[Text content records for pages]

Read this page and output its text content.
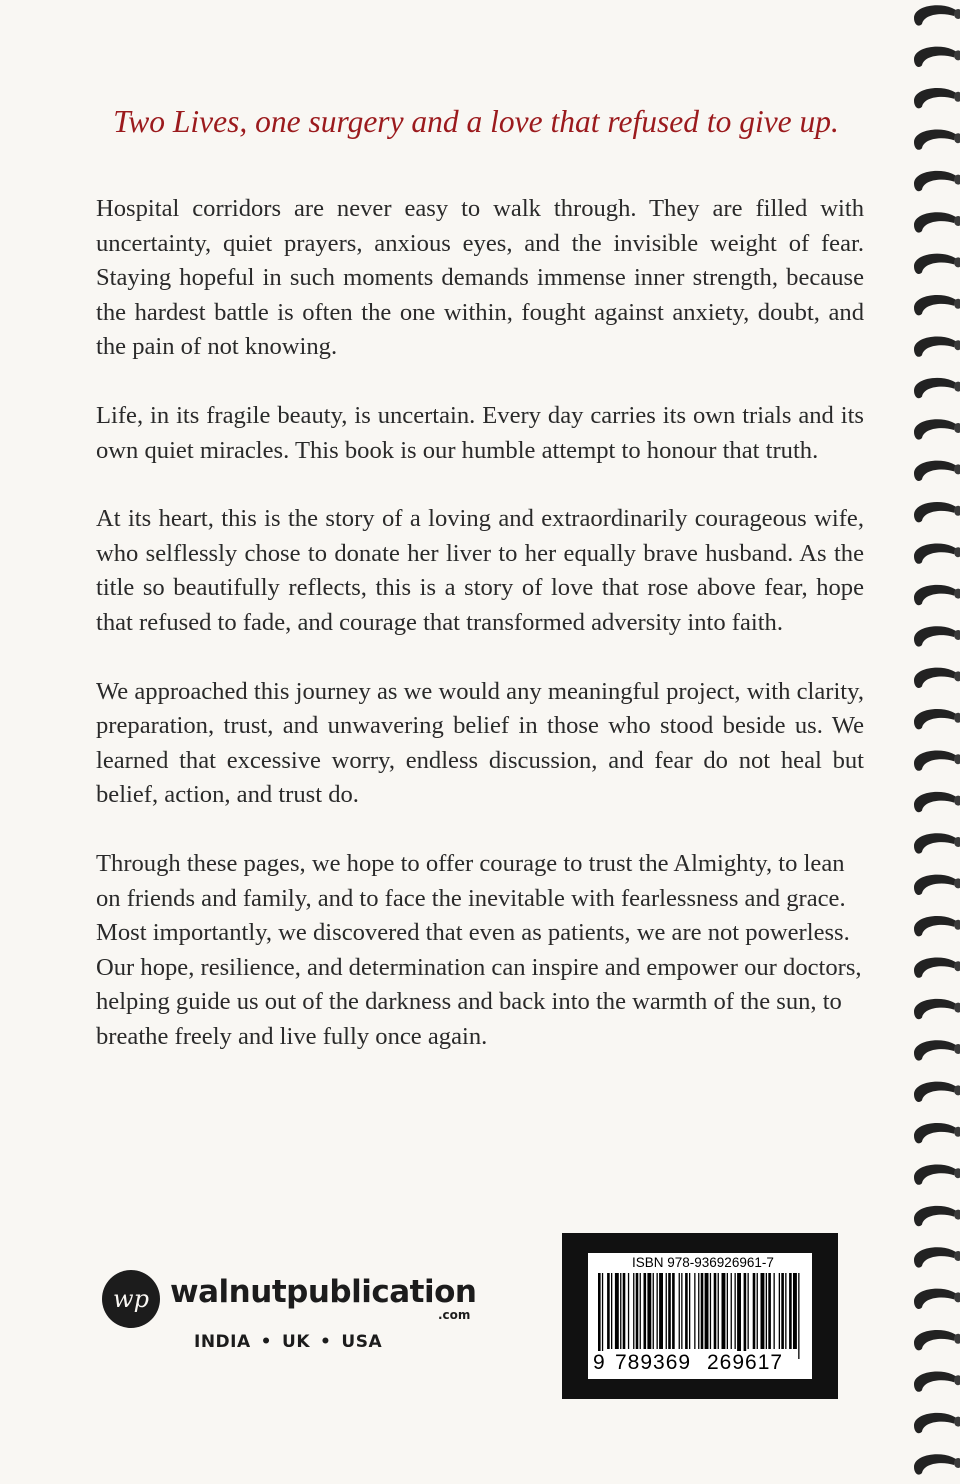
Two Lives, one surgery and a love that refused to give up.

Hospital corridors are never easy to walk through. They are filled with uncertainty, quiet prayers, anxious eyes, and the invisible weight of fear. Staying hopeful in such moments demands immense inner strength, because the hardest battle is often the one within, fought against anxiety, doubt, and the pain of not knowing.

Life, in its fragile beauty, is uncertain. Every day carries its own trials and its own quiet miracles. This book is our humble attempt to honour that truth.

At its heart, this is the story of a loving and extraordinarily courageous wife, who selflessly chose to donate her liver to her equally brave husband. As the title so beautifully reflects, this is a story of love that rose above fear, hope that refused to fade, and courage that transformed adversity into faith.

We approached this journey as we would any meaningful project, with clarity, preparation, trust, and unwavering belief in those who stood beside us. We learned that excessive worry, endless discussion, and fear do not heal but belief, action, and trust do.

Through these pages, we hope to offer courage to trust the Almighty, to lean on friends and family, and to face the inevitable with fearlessness and grace. Most importantly, we discovered that even as patients, we are not powerless. Our hope, resilience, and determination can inspire and empower our doctors, helping guide us out of the darkness and back into the warmth of the sun, to breathe freely and live fully once again.

wp walnutpublication
.com
INDIA • UK • USA
ISBN 978-936926961-7
9 789369 269617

* _ASSIGNMENT_: Which lines of the records above hold the word "refused"? Copy each one out.

* _SOLUTION FOR THIS EXERCISE_:
Two Lives, one surgery and a love that refused to give up.
At its heart, this is the story of a loving and extraordinarily courageous wife, who selflessly chose to donate her liver to her equally brave husband. As the title so beautifully reflects, this is a story of love that rose above fear, hope that refused to fade, and courage that transformed adversity into faith.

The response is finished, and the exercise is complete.